TASK OBJECTIVE: Extract each line of the records below that contains the word "EPISODE".

— Start of SUPPLIED DATA —

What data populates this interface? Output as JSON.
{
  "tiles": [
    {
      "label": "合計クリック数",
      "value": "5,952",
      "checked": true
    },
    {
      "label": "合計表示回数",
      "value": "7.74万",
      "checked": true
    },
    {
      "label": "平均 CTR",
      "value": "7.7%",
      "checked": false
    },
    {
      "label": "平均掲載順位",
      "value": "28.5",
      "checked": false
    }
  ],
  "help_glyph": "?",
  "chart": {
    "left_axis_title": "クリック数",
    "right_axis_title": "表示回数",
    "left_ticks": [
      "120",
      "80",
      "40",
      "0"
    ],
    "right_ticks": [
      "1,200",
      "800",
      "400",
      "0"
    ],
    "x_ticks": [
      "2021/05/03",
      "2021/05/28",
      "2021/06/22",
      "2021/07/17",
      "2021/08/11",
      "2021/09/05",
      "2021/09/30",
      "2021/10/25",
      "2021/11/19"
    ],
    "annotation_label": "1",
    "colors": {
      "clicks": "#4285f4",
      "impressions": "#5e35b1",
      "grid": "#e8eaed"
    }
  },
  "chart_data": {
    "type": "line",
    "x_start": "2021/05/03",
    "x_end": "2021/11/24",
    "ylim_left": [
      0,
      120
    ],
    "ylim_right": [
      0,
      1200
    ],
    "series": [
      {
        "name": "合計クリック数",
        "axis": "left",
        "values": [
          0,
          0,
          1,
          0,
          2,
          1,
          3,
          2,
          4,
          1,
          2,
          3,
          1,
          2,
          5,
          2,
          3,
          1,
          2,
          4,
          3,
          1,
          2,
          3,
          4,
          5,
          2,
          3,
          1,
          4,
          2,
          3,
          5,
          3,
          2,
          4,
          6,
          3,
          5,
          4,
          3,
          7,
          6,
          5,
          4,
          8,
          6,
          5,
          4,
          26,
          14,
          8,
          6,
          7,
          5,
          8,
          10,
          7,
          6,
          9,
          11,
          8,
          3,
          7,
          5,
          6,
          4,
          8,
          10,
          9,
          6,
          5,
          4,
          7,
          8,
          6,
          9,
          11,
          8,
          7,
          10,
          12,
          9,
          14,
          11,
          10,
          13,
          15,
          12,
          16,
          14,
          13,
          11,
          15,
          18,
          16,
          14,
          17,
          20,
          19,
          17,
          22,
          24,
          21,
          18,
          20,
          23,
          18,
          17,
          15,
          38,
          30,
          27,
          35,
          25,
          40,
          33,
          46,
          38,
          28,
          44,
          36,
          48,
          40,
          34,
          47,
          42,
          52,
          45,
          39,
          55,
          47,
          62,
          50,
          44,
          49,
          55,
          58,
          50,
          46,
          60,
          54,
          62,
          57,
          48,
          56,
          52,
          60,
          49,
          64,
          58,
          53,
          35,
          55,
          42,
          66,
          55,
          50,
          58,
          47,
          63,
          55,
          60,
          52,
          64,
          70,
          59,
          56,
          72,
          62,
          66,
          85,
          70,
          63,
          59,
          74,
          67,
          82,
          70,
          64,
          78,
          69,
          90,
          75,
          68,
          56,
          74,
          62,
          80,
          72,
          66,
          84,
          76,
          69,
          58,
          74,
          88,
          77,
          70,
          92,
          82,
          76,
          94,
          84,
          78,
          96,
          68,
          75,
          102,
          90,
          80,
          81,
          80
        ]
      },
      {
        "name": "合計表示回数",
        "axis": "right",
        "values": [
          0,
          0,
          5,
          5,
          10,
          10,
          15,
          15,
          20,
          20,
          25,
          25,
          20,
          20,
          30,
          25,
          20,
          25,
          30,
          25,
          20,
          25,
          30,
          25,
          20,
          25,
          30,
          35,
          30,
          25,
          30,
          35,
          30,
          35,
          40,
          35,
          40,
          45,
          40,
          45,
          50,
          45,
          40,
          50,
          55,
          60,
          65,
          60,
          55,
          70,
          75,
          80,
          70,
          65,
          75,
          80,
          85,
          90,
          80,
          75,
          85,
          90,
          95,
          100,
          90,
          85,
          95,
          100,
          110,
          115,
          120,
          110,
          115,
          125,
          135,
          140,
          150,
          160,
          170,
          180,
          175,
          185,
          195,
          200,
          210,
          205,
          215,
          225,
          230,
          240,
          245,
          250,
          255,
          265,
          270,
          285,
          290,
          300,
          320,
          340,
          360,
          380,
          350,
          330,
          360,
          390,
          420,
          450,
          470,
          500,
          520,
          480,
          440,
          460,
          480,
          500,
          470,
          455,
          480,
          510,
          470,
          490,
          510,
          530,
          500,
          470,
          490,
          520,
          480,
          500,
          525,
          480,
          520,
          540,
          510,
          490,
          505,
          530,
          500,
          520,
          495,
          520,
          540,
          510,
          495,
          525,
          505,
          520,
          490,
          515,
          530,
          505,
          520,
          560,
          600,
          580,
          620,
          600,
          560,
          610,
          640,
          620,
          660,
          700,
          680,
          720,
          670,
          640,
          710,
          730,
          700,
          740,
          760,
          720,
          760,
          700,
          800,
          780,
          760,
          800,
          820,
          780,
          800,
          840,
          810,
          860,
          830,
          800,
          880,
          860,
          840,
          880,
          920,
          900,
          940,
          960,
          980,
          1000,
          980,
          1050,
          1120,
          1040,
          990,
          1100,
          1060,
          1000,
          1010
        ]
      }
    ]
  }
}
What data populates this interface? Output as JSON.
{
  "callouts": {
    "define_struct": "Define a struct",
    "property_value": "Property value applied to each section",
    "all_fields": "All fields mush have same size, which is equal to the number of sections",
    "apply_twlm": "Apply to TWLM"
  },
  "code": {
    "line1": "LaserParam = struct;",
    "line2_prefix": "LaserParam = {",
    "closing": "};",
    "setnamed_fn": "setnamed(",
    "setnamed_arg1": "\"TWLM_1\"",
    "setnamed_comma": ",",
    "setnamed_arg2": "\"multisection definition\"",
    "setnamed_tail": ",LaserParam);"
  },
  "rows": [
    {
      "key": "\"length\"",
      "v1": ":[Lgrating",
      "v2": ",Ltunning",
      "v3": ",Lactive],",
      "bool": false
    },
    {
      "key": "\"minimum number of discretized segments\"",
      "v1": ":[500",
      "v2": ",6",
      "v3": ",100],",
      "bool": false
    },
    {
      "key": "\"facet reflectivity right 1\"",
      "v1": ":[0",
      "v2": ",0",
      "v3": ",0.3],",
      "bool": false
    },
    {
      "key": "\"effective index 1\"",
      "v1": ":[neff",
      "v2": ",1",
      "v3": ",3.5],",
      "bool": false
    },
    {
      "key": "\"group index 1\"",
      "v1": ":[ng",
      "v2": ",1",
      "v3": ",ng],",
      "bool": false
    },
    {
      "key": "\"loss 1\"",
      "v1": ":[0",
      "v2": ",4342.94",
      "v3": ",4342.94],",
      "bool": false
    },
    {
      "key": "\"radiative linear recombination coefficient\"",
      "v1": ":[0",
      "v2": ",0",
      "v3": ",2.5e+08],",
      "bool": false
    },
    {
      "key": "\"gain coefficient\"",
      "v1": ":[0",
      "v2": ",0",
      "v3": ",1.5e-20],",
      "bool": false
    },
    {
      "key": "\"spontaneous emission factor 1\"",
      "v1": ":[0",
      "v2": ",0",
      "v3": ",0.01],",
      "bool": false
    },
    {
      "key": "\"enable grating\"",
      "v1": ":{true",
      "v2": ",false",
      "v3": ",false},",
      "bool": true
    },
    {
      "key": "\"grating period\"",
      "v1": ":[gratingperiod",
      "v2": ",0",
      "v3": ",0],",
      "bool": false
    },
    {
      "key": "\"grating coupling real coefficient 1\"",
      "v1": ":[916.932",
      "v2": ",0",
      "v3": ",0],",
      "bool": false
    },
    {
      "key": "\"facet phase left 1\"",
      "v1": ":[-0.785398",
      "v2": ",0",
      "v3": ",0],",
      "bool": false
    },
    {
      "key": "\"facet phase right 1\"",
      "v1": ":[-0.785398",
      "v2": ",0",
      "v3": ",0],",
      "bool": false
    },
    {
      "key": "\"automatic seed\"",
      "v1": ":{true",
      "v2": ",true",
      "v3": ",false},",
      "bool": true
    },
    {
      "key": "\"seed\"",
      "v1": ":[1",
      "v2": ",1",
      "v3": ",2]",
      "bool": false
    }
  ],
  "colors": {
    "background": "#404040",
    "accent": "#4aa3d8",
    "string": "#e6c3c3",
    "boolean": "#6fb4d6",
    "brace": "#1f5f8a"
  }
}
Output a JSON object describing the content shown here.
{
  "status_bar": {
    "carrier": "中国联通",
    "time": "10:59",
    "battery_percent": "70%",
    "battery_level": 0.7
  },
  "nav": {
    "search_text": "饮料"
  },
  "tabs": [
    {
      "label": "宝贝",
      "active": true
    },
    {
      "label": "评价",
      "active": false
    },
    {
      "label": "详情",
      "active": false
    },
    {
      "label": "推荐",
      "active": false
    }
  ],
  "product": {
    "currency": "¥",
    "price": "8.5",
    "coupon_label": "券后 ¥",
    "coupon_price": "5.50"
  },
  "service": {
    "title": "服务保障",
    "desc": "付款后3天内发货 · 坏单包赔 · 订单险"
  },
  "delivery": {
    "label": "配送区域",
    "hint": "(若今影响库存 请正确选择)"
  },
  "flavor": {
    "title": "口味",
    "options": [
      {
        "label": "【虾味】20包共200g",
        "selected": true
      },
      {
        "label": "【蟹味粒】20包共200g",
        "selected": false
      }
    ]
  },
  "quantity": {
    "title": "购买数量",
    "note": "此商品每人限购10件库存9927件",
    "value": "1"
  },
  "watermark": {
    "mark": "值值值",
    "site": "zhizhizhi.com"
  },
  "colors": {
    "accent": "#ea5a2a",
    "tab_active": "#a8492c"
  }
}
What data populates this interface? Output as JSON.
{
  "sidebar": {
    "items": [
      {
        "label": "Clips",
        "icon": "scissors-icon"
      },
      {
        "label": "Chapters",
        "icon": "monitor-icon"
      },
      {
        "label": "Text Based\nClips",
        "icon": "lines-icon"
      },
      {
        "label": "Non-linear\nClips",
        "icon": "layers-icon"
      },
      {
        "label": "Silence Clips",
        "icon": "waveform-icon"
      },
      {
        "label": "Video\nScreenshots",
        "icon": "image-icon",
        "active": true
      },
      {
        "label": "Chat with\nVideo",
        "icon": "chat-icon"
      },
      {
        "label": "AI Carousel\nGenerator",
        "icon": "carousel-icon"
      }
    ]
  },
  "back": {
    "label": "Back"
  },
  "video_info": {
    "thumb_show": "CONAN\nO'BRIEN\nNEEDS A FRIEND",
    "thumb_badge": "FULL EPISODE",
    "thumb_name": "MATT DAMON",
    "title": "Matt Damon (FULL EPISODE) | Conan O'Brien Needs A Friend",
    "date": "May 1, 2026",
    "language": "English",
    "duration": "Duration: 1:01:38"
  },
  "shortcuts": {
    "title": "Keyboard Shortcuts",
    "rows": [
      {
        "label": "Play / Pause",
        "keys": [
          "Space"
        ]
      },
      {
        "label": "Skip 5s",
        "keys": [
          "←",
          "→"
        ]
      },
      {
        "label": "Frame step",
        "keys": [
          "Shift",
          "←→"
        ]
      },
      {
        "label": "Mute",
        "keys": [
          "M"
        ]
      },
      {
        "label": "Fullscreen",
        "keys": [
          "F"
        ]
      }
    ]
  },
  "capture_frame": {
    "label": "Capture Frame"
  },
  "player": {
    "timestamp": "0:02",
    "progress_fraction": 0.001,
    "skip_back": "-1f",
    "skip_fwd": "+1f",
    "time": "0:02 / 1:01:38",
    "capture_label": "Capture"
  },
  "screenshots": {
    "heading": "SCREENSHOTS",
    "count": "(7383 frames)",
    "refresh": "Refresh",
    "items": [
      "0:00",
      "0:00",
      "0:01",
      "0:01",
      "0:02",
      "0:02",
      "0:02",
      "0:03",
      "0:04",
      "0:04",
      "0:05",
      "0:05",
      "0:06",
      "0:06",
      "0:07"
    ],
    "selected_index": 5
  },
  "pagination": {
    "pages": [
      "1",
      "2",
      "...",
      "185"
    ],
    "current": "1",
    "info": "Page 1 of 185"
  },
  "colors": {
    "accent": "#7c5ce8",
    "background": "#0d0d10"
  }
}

— End of SUPPLIED DATA —

FINISHED ANSWER:
    "thumb_badge": "FULL EPISODE",
    "title": "Matt Damon (FULL EPISODE) | Conan O'Brien Needs A Friend",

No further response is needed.